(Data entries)
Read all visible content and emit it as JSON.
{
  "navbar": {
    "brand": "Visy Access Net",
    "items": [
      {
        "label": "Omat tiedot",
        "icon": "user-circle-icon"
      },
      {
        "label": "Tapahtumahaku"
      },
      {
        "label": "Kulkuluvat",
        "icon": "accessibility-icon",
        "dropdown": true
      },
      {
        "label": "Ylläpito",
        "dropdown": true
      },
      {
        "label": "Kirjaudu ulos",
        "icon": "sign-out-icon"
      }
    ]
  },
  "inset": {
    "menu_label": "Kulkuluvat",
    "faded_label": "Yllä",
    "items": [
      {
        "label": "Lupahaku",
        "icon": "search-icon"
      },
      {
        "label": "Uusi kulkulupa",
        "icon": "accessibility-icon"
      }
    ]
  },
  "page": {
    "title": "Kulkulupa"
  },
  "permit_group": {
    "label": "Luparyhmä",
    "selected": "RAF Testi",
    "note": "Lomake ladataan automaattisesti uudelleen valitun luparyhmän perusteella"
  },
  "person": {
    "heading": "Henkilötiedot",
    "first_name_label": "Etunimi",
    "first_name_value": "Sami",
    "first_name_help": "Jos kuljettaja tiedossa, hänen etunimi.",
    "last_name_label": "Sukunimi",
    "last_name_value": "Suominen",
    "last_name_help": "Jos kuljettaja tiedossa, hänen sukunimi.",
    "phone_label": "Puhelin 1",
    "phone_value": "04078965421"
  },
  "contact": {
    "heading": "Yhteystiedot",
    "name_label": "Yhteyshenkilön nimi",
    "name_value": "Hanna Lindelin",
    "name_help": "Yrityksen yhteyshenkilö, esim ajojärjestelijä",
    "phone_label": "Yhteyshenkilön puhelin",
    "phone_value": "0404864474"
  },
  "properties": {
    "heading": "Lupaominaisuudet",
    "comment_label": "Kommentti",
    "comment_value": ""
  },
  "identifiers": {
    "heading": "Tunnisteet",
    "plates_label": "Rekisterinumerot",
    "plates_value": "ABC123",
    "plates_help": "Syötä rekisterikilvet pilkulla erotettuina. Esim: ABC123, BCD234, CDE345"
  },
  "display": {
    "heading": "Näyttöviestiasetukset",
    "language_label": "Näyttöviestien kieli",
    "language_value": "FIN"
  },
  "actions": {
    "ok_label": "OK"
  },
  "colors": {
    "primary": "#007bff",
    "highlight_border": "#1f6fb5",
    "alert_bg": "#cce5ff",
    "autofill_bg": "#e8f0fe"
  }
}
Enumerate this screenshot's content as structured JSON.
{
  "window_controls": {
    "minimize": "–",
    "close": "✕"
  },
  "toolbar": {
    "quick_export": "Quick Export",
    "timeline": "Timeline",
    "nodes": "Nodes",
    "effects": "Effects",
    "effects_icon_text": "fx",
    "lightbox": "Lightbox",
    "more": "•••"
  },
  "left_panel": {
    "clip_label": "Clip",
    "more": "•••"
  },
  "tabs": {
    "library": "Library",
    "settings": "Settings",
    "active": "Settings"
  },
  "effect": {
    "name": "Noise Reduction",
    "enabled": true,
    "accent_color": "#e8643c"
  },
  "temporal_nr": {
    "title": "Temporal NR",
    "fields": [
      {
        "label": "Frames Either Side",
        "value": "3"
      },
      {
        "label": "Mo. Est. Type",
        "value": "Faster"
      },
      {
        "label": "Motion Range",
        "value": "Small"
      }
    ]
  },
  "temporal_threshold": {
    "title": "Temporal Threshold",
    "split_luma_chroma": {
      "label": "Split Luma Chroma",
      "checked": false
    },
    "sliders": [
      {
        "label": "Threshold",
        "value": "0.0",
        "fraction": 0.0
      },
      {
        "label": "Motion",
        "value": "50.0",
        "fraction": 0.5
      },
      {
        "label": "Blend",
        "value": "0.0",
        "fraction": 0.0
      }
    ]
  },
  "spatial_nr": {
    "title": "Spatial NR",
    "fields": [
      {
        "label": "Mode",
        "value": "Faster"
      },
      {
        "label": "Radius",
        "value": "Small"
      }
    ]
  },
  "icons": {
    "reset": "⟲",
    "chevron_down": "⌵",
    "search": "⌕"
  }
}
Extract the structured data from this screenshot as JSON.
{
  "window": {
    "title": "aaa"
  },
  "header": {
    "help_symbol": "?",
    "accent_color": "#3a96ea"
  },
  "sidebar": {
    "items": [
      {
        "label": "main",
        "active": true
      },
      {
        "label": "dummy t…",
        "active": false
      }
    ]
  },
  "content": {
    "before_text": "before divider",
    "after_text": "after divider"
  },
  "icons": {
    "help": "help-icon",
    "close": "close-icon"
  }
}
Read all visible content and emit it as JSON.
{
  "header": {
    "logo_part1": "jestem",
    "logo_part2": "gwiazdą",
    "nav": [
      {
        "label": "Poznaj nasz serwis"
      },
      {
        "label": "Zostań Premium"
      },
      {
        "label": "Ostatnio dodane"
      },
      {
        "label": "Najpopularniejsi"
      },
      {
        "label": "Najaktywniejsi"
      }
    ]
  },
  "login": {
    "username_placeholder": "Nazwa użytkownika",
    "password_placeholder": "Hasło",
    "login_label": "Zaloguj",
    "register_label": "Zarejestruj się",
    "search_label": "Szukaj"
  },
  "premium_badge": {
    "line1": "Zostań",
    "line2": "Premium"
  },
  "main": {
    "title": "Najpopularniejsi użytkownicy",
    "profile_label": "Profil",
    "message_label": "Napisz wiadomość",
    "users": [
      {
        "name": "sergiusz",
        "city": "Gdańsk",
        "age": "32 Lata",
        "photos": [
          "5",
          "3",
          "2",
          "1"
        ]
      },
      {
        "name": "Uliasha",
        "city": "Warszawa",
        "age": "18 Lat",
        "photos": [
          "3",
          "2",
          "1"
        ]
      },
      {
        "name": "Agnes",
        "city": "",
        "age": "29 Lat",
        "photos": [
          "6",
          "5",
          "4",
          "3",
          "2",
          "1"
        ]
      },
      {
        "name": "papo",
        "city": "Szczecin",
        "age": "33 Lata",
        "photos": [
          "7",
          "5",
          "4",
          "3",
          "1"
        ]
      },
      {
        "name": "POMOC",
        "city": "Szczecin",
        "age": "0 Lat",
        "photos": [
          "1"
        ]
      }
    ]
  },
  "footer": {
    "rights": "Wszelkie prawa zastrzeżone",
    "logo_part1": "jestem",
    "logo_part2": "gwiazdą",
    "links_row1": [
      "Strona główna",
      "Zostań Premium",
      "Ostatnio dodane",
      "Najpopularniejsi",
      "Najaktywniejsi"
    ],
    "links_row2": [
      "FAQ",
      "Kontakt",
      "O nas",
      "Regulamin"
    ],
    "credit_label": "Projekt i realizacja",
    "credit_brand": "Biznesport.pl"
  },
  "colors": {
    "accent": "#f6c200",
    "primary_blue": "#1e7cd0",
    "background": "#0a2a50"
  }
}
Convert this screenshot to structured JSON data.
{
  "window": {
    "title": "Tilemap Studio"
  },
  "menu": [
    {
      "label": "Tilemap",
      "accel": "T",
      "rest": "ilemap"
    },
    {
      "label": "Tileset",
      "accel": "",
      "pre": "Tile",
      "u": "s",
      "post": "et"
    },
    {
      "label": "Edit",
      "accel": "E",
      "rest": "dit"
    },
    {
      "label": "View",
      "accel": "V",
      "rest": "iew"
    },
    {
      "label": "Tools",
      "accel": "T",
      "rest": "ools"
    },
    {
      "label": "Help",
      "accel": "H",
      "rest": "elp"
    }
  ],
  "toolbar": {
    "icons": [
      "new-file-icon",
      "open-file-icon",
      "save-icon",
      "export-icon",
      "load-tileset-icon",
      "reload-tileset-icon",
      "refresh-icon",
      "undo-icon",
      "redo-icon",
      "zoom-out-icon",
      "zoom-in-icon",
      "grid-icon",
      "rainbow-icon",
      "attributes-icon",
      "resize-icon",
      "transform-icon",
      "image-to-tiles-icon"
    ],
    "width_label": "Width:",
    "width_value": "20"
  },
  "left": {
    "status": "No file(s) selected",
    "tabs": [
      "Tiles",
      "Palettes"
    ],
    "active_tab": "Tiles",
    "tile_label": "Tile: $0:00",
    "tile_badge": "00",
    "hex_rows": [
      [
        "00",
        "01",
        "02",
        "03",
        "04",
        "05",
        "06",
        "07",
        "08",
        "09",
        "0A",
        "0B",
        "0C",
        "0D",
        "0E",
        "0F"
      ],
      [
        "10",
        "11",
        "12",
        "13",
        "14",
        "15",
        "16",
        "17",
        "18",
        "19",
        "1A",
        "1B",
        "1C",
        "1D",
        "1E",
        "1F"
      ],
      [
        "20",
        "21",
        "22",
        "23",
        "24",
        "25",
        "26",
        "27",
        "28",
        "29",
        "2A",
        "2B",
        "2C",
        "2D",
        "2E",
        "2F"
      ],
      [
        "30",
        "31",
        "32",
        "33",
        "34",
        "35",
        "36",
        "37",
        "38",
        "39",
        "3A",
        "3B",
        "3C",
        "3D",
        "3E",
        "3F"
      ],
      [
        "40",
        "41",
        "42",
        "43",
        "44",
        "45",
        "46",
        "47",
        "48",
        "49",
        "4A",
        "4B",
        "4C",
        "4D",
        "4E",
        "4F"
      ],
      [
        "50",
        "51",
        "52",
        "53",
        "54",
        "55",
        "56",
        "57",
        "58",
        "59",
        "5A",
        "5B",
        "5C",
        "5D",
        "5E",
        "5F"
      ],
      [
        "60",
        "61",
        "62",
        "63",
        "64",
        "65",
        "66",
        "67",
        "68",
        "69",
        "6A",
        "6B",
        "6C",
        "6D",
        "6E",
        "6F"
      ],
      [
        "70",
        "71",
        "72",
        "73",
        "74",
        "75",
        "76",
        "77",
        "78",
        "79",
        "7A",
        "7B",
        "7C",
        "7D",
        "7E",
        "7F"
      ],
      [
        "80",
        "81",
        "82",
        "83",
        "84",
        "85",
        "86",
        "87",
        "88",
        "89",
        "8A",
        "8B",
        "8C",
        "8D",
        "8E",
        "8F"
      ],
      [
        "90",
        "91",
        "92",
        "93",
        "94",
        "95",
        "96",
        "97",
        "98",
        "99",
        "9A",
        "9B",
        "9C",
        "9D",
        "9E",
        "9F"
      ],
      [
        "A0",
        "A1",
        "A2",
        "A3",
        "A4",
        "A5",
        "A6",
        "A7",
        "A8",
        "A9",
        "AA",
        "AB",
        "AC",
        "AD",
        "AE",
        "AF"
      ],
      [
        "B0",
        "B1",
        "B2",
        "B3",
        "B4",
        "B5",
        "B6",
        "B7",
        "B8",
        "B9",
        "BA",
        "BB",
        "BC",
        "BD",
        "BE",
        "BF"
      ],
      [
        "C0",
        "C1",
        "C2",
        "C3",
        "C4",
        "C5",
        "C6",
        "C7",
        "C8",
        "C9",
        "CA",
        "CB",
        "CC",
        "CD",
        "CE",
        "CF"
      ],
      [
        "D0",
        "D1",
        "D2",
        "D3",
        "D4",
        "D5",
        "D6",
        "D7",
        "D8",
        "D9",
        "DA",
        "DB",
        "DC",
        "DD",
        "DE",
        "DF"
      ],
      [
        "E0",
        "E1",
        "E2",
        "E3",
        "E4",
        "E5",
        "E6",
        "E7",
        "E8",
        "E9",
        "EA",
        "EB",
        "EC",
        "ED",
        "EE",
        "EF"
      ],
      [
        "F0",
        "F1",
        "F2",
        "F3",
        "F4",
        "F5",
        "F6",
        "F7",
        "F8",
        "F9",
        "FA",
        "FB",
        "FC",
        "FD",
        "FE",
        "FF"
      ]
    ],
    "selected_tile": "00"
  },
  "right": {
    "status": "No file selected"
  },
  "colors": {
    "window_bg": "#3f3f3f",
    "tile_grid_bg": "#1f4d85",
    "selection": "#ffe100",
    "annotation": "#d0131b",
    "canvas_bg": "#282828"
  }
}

- Your objective -
Select every line where the word "true" occurs.

- Task answer -
        "dropdown": true
        "dropdown": true
    "enabled": true,
        "active": true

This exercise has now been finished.